(Stored items)
== == ==
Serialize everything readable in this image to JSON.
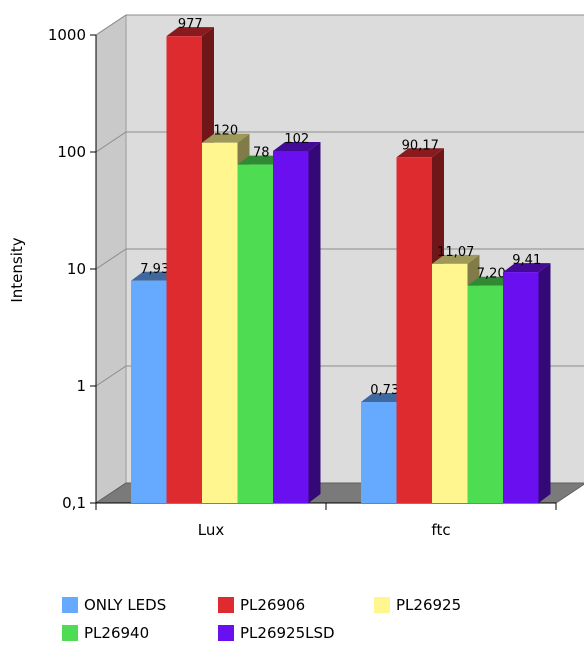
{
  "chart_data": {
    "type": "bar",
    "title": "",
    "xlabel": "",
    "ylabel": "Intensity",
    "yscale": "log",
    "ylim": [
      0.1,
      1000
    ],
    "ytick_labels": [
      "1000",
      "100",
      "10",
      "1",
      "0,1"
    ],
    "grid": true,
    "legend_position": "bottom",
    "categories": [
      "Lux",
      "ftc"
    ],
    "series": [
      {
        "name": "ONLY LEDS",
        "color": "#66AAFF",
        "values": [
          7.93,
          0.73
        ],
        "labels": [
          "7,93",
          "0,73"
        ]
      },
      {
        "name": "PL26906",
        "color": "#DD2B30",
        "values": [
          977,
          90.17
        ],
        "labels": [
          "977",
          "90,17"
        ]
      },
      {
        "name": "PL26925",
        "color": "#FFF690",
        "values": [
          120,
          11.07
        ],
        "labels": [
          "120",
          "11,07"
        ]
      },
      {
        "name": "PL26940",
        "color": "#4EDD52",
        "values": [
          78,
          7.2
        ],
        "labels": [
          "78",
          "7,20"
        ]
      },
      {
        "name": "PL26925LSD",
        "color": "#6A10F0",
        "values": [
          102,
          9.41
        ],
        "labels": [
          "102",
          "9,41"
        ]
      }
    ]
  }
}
== == ==
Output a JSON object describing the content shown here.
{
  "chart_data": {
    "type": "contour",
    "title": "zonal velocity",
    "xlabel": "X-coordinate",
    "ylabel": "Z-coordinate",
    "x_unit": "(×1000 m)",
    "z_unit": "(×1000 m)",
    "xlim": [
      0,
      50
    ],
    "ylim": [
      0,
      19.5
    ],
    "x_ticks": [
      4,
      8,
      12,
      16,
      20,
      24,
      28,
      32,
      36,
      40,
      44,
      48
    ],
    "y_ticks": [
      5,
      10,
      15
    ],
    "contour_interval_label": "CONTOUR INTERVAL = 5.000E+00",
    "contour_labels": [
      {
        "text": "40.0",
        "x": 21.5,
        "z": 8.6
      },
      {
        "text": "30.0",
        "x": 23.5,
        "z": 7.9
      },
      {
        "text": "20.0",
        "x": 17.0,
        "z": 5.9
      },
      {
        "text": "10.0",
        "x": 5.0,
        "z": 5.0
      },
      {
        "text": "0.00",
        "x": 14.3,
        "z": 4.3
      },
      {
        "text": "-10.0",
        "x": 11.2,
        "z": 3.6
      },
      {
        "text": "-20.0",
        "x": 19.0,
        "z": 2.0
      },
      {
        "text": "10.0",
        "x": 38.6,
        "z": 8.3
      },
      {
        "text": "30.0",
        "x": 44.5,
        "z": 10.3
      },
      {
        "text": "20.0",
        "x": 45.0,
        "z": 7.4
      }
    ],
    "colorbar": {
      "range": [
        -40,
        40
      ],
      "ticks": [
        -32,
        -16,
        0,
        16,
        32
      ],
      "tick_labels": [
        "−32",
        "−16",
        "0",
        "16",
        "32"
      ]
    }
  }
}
== == ==
Tally how many lines of the records hold the word "text". Answer with the number only.

- [Solution to this exercise] 10